### [STATED TASK]
Take every line from the listing below that contains "sostiene".

### [MATERIAL SHOWN]
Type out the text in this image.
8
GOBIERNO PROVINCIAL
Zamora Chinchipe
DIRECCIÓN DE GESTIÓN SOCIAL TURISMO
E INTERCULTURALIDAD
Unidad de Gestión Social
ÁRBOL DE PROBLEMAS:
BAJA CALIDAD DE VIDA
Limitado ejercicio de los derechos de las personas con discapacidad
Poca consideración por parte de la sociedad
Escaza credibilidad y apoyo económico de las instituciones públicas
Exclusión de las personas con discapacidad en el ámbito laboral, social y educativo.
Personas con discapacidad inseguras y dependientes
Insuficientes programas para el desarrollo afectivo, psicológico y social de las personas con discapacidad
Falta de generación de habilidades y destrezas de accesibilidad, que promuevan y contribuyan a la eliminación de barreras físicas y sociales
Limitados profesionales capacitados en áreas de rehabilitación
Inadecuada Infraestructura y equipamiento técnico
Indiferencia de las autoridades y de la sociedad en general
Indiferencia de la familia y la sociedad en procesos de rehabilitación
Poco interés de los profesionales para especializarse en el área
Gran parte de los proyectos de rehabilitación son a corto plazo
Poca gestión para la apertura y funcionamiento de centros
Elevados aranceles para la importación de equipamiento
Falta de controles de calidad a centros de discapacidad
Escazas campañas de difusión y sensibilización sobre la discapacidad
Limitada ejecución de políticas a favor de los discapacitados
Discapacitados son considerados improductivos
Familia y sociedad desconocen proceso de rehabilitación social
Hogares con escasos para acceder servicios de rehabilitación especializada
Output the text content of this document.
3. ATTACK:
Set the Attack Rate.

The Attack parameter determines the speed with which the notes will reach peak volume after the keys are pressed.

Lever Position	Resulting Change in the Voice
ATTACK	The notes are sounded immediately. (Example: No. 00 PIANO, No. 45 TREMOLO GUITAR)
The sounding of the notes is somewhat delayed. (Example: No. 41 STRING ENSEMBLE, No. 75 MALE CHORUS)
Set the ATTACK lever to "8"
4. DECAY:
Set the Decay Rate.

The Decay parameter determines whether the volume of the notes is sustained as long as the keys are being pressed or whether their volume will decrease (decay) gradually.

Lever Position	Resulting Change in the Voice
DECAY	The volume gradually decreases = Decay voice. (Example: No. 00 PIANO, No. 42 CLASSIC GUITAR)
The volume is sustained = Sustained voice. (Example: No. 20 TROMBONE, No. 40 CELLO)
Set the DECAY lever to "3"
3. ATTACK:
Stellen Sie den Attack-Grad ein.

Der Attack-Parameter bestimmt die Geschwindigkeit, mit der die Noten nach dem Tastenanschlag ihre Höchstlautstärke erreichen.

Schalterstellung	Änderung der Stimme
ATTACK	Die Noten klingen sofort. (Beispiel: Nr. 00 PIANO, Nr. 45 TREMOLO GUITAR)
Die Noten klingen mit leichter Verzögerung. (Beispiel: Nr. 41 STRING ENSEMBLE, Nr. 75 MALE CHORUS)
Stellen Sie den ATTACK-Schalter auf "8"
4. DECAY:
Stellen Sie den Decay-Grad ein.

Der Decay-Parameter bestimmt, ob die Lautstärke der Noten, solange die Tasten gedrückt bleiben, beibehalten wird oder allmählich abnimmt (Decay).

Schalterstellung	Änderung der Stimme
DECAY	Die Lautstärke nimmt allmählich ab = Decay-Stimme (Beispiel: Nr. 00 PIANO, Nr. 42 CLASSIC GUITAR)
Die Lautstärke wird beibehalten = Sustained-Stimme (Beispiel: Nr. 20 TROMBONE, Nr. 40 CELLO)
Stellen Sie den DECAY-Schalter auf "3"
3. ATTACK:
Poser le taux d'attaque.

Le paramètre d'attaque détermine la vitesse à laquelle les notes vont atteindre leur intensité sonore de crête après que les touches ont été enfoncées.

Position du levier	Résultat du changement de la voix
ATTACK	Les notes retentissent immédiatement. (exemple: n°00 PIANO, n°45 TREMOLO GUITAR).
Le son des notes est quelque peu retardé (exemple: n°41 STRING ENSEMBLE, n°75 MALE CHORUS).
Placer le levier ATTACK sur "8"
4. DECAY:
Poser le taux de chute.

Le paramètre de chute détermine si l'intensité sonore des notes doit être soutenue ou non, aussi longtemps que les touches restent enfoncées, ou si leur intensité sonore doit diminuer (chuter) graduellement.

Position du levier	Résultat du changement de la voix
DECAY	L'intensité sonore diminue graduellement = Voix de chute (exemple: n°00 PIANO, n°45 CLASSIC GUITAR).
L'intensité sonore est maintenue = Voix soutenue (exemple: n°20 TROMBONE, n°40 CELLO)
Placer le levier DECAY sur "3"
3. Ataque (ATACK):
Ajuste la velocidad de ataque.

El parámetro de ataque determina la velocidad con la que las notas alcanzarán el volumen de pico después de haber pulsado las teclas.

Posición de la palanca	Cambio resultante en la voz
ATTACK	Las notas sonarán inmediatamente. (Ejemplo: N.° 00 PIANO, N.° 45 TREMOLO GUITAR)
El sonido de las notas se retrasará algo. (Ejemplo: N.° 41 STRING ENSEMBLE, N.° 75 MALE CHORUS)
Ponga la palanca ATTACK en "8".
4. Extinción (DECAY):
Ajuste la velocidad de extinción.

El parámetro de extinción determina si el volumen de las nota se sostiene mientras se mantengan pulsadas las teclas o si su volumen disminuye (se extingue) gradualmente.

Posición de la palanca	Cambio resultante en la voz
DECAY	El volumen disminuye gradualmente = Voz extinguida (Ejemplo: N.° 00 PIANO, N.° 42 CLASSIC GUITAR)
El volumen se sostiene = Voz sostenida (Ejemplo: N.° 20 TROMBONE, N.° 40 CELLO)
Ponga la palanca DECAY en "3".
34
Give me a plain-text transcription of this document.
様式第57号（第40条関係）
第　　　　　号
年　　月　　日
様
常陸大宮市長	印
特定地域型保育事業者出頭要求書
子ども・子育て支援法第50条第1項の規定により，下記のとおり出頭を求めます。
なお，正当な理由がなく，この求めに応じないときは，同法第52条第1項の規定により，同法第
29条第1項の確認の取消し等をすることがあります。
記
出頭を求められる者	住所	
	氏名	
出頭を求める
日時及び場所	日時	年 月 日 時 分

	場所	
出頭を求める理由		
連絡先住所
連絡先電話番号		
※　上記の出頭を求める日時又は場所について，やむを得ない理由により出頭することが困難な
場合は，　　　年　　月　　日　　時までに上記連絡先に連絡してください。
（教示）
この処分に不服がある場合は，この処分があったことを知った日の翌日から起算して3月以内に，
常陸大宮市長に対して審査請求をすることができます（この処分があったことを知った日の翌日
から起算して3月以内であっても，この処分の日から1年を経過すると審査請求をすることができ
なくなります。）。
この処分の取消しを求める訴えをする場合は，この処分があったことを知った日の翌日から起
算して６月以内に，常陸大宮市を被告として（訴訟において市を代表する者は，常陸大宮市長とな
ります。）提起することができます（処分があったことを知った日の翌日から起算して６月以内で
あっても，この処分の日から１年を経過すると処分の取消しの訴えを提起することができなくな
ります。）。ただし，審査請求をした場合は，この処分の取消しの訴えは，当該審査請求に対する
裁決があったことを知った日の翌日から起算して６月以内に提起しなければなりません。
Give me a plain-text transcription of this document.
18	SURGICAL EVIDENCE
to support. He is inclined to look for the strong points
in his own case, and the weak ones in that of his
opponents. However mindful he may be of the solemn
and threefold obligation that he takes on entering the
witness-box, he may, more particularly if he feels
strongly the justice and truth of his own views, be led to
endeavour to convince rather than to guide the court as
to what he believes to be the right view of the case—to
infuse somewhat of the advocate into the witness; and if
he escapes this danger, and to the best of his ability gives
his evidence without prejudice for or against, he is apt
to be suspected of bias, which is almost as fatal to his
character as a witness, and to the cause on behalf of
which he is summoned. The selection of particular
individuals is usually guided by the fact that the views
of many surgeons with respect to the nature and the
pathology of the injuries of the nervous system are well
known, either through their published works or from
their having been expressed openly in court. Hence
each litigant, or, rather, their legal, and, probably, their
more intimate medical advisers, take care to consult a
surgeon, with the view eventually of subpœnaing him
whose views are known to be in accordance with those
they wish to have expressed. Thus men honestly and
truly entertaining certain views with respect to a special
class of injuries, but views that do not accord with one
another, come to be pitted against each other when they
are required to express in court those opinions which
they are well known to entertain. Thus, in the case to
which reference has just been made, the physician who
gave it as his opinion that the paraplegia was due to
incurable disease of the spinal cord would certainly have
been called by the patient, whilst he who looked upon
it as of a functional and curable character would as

### [RIGHT ANSWER]
El parámetro de extinción determina si el volumen de las nota se sostiene mientras se mantengan pulsadas las teclas o si su volumen disminuye (se extingue) gradualmente.
El volumen se sostiene = Voz sostenida (Ejemplo: N.° 20 TROMBONE, N.° 40 CELLO)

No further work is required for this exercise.